• **PROBLEM REQUIREMENTS**:
Could you repeat the records below exactly, leaving out any pictures?

• **INFORMATION GIVEN**:

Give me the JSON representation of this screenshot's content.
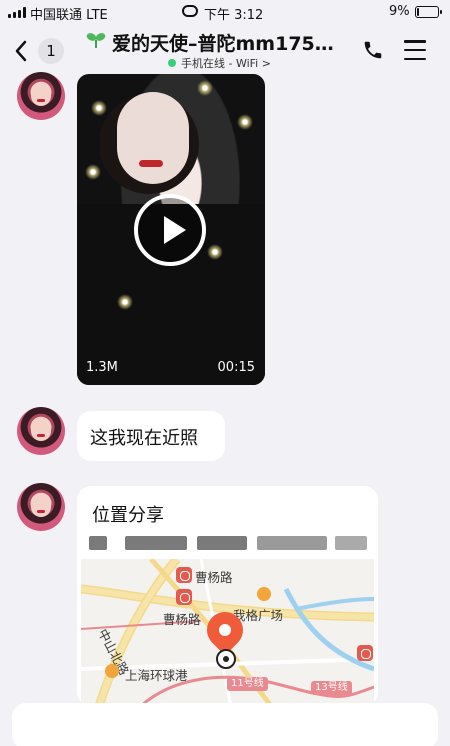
{
  "status_bar": {
    "carrier": "中国联通  LTE",
    "time": "下午 3:12",
    "battery_pct": "9%",
    "battery_level": 0.09
  },
  "header": {
    "unread_count": "1",
    "contact_name": "爱的天使–普陀mm175…",
    "online_status": "手机在线 - WiFi >",
    "icons": [
      "back-chevron-icon",
      "sprout-icon",
      "phone-icon",
      "menu-icon"
    ]
  },
  "messages": {
    "video": {
      "size": "1.3M",
      "duration": "00:15"
    },
    "text": "这我现在近照",
    "location": {
      "title": "位置分享",
      "map_labels": {
        "road_1": "曹杨路",
        "road_2": "曹杨路",
        "mall": "我格广场",
        "street": "中山北路",
        "port": "上海环球港",
        "line_11": "11号线",
        "line_13": "13号线"
      }
    }
  },
  "colors": {
    "background": "#f1f1f6",
    "bubble": "#ffffff",
    "online_dot": "#33d17a",
    "map_pin": "#f05b3a"
  }
}
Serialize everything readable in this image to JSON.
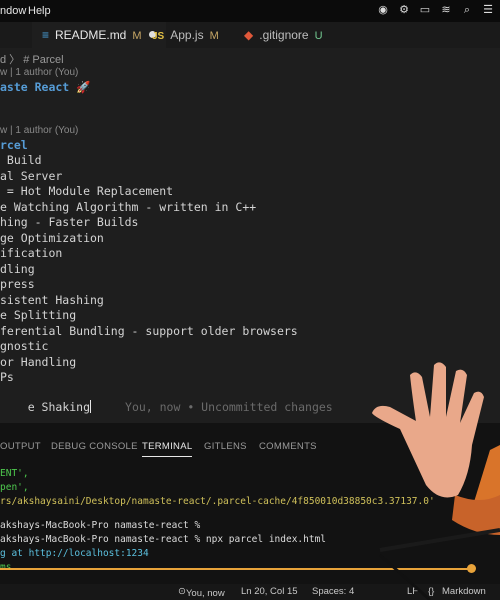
{
  "menubar": {
    "window_label": "ndow",
    "help_label": "Help"
  },
  "tabs": [
    {
      "label": "README.md",
      "badge": "M"
    },
    {
      "label": "App.js",
      "badge": "M"
    },
    {
      "label": ".gitignore",
      "badge": "U"
    }
  ],
  "breadcrumb": "d 〉 # Parcel",
  "editor": {
    "blame1": "w | 1 author (You)",
    "title": "aste React 🚀",
    "blame2": "w | 1 author (You)",
    "heading": "rcel",
    "lines": [
      " Build",
      "al Server",
      " = Hot Module Replacement",
      "e Watching Algorithm - written in C++",
      "hing - Faster Builds",
      "ge Optimization",
      "ification",
      "dling",
      "press",
      "sistent Hashing",
      "e Splitting",
      "ferential Bundling - support older browsers",
      "gnostic",
      "or Handling",
      "Ps",
      "e Shaking"
    ],
    "ghost_text": "You, now • Uncommitted changes"
  },
  "panel": {
    "tabs": [
      "OUTPUT",
      "DEBUG CONSOLE",
      "TERMINAL",
      "GITLENS",
      "COMMENTS"
    ],
    "terminal": [
      "ENT',",
      "pen',",
      "rs/akshaysaini/Desktop/namaste-react/.parcel-cache/4f850010d38850c3.37137.0'",
      "akshays-MacBook-Pro namaste-react %",
      "akshays-MacBook-Pro namaste-react % npx parcel index.html",
      "g at http://localhost:1234",
      "ms"
    ]
  },
  "status": {
    "git": "You, now",
    "position": "Ln 20, Col 15",
    "spaces": "Spaces: 4",
    "eol": "LF",
    "language": "Markdown"
  },
  "colors": {
    "accent": "#e8a33a",
    "heading": "#569cd6",
    "terminal_green": "#4ec94e"
  }
}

• **EXERCISE OUTPUT**:
Give me the JSON representation of this screenshot's content.
{
  "status_bar": {
    "carrier": "中国联通  LTE",
    "time": "下午 3:12",
    "battery_pct": "9%",
    "battery_level": 0.09
  },
  "header": {
    "unread_count": "1",
    "contact_name": "爱的天使–普陀mm175…",
    "online_status": "手机在线 - WiFi >",
    "icons": [
      "back-chevron-icon",
      "sprout-icon",
      "phone-icon",
      "menu-icon"
    ]
  },
  "messages": {
    "video": {
      "size": "1.3M",
      "duration": "00:15"
    },
    "text": "这我现在近照",
    "location": {
      "title": "位置分享",
      "map_labels": {
        "road_1": "曹杨路",
        "road_2": "曹杨路",
        "mall": "我格广场",
        "street": "中山北路",
        "port": "上海环球港",
        "line_11": "11号线",
        "line_13": "13号线"
      }
    }
  },
  "colors": {
    "background": "#f1f1f6",
    "bubble": "#ffffff",
    "online_dot": "#33d17a",
    "map_pin": "#f05b3a"
  }
}
Serialize everything readable in this image to JSON.
{
  "menubar": {
    "window_label": "ndow",
    "help_label": "Help"
  },
  "tabs": [
    {
      "label": "README.md",
      "badge": "M"
    },
    {
      "label": "App.js",
      "badge": "M"
    },
    {
      "label": ".gitignore",
      "badge": "U"
    }
  ],
  "breadcrumb": "d 〉 # Parcel",
  "editor": {
    "blame1": "w | 1 author (You)",
    "title": "aste React 🚀",
    "blame2": "w | 1 author (You)",
    "heading": "rcel",
    "lines": [
      " Build",
      "al Server",
      " = Hot Module Replacement",
      "e Watching Algorithm - written in C++",
      "hing - Faster Builds",
      "ge Optimization",
      "ification",
      "dling",
      "press",
      "sistent Hashing",
      "e Splitting",
      "ferential Bundling - support older browsers",
      "gnostic",
      "or Handling",
      "Ps",
      "e Shaking"
    ],
    "ghost_text": "You, now • Uncommitted changes"
  },
  "panel": {
    "tabs": [
      "OUTPUT",
      "DEBUG CONSOLE",
      "TERMINAL",
      "GITLENS",
      "COMMENTS"
    ],
    "terminal": [
      "ENT',",
      "pen',",
      "rs/akshaysaini/Desktop/namaste-react/.parcel-cache/4f850010d38850c3.37137.0'",
      "akshays-MacBook-Pro namaste-react %",
      "akshays-MacBook-Pro namaste-react % npx parcel index.html",
      "g at http://localhost:1234",
      "ms"
    ]
  },
  "status": {
    "git": "You, now",
    "position": "Ln 20, Col 15",
    "spaces": "Spaces: 4",
    "eol": "LF",
    "language": "Markdown"
  },
  "colors": {
    "accent": "#e8a33a",
    "heading": "#569cd6",
    "terminal_green": "#4ec94e"
  }
}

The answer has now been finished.